Exercise details —
Gather all lines in the entries that include the word "JSON".

start Dataset rows

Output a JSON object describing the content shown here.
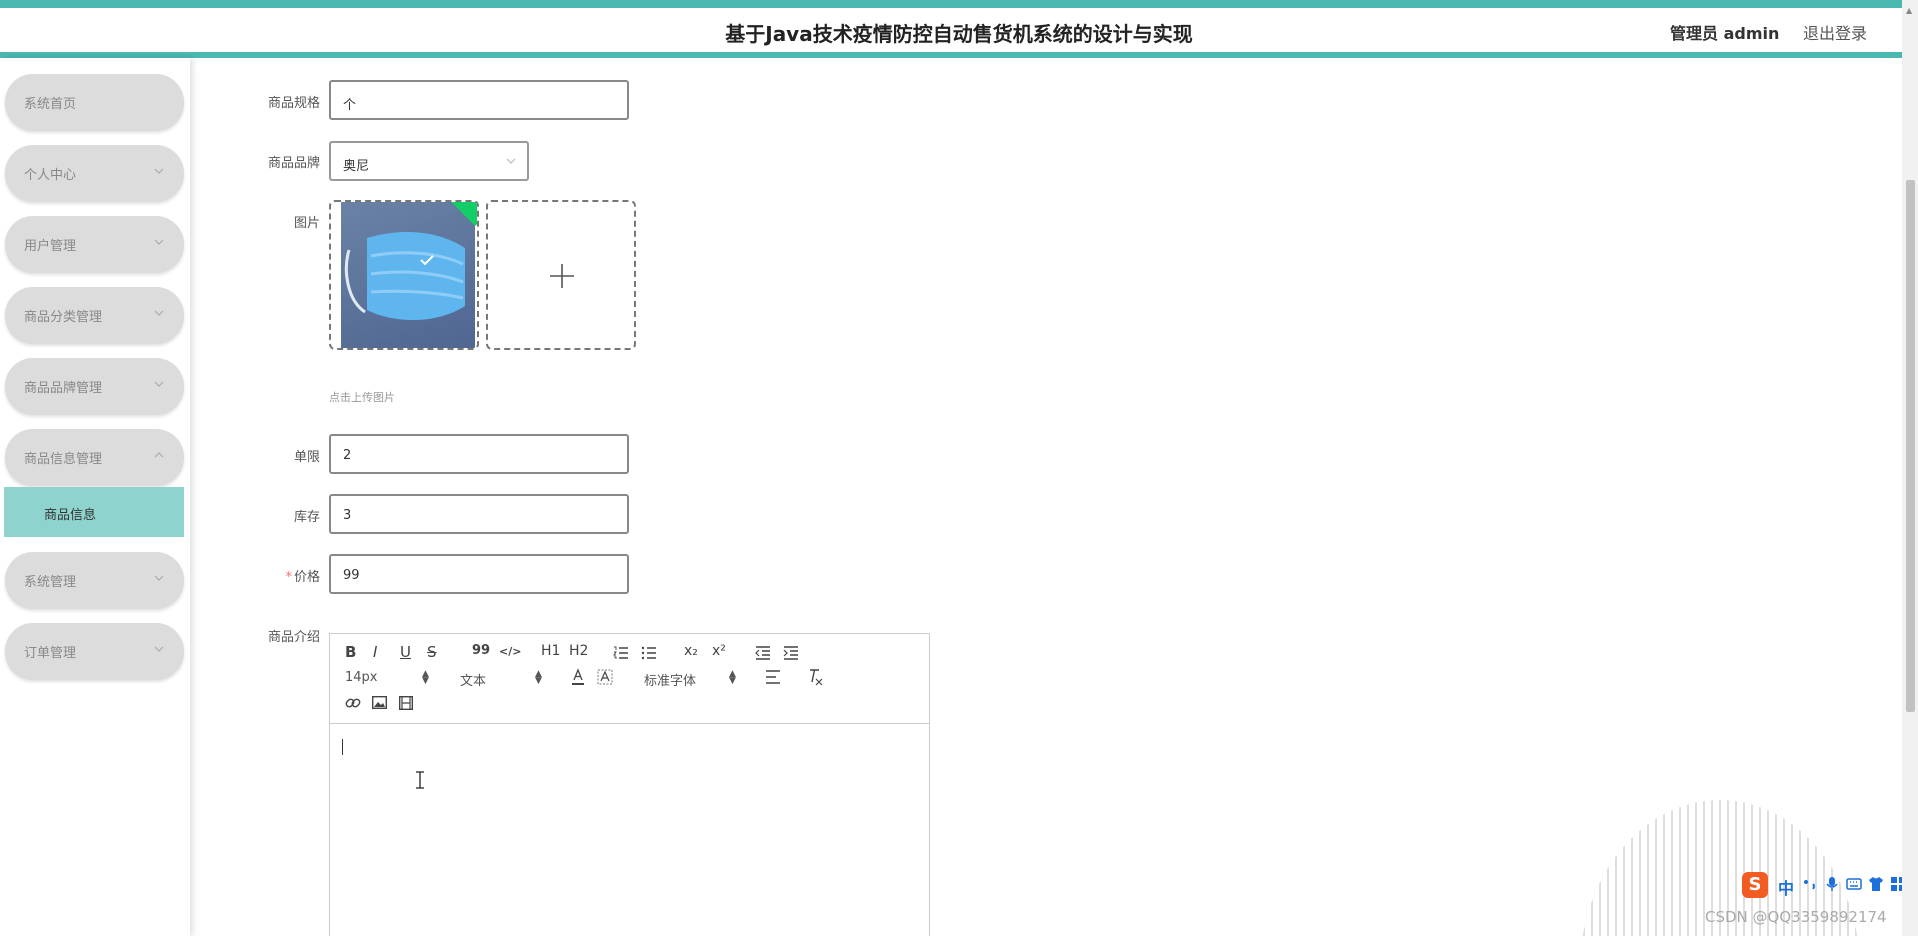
{
  "header": {
    "title": "基于Java技术疫情防控自动售货机系统的设计与实现",
    "user_label": "管理员 admin",
    "logout_label": "退出登录"
  },
  "sidebar": {
    "items": [
      {
        "label": "系统首页",
        "expandable": false
      },
      {
        "label": "个人中心",
        "expandable": true
      },
      {
        "label": "用户管理",
        "expandable": true
      },
      {
        "label": "商品分类管理",
        "expandable": true
      },
      {
        "label": "商品品牌管理",
        "expandable": true
      },
      {
        "label": "商品信息管理",
        "expandable": true,
        "expanded": true
      },
      {
        "label": "系统管理",
        "expandable": true
      },
      {
        "label": "订单管理",
        "expandable": true
      }
    ],
    "submenu": {
      "label": "商品信息",
      "active": true
    }
  },
  "form": {
    "spec": {
      "label": "商品规格",
      "value": "个"
    },
    "brand": {
      "label": "商品品牌",
      "value": "奥尼"
    },
    "image": {
      "label": "图片",
      "hint": "点击上传图片",
      "icons": [
        "mask-thumbnail",
        "plus-icon"
      ]
    },
    "limit": {
      "label": "单限",
      "value": "2"
    },
    "stock": {
      "label": "库存",
      "value": "3"
    },
    "price": {
      "label": "价格",
      "value": "99",
      "required_mark": "*"
    },
    "intro": {
      "label": "商品介绍"
    }
  },
  "editor": {
    "toolbar": {
      "bold": "B",
      "italic": "I",
      "underline": "U",
      "strike": "S",
      "quote": "99",
      "code": "</>",
      "h1": "H1",
      "h2": "H2",
      "sub": "x₂",
      "sup": "x²",
      "size": "14px",
      "header": "文本",
      "font": "标准字体"
    }
  },
  "watermark": "CSDN @QQ3359892174",
  "ime": {
    "text": "中"
  },
  "colors": {
    "accent": "#4bb8b0",
    "submenu_active": "#8fd3cf",
    "success_corner": "#13ce66"
  }
}
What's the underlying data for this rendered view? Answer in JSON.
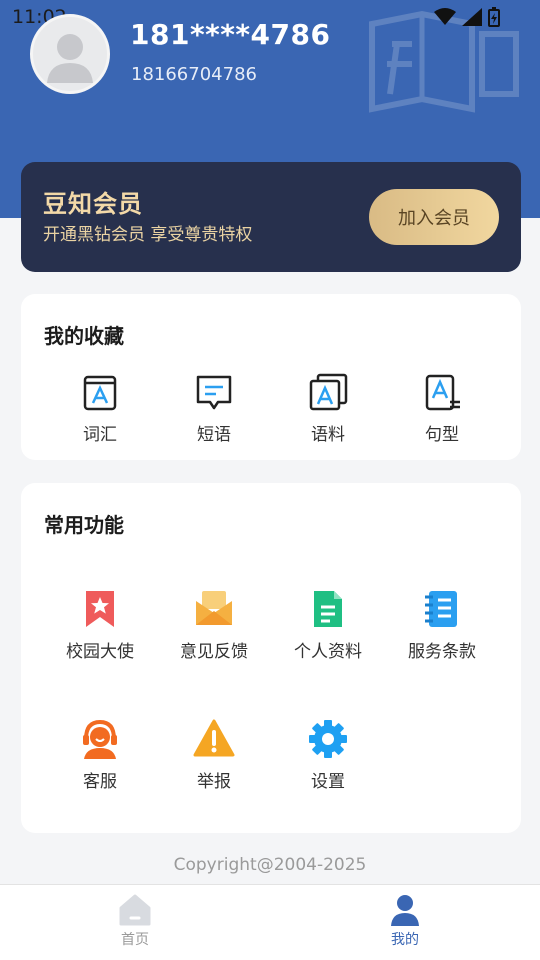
{
  "status_bar": {
    "time": "11:02"
  },
  "profile": {
    "display_name": "181****4786",
    "phone": "18166704786"
  },
  "vip": {
    "title": "豆知会员",
    "subtitle": "开通黑钻会员 享受尊贵特权",
    "join_label": "加入会员"
  },
  "favorites": {
    "title": "我的收藏",
    "items": [
      {
        "label": "词汇",
        "icon": "vocabulary-icon"
      },
      {
        "label": "短语",
        "icon": "phrase-icon"
      },
      {
        "label": "语料",
        "icon": "corpus-icon"
      },
      {
        "label": "句型",
        "icon": "sentence-pattern-icon"
      }
    ]
  },
  "functions": {
    "title": "常用功能",
    "items": [
      {
        "label": "校园大使",
        "icon": "bookmark-star-icon",
        "color": "#ef5b5b"
      },
      {
        "label": "意见反馈",
        "icon": "envelope-icon",
        "color": "#f5b041"
      },
      {
        "label": "个人资料",
        "icon": "document-icon",
        "color": "#1fbf83"
      },
      {
        "label": "服务条款",
        "icon": "notebook-icon",
        "color": "#2b9ff0"
      },
      {
        "label": "客服",
        "icon": "headset-icon",
        "color": "#f26b21"
      },
      {
        "label": "举报",
        "icon": "warning-icon",
        "color": "#f5a623"
      },
      {
        "label": "设置",
        "icon": "gear-icon",
        "color": "#1ea0f2"
      }
    ]
  },
  "copyright": "Copyright@2004-2025",
  "tabbar": {
    "home_label": "首页",
    "mine_label": "我的"
  },
  "colors": {
    "header": "#3a66b3",
    "vip_card": "#27304d",
    "vip_gold": "#f3d9a8"
  }
}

end Dataset rows

Complete output —
Output a JSON object describing the content shown here.
What's the underlying data for this rendered view? Answer in JSON.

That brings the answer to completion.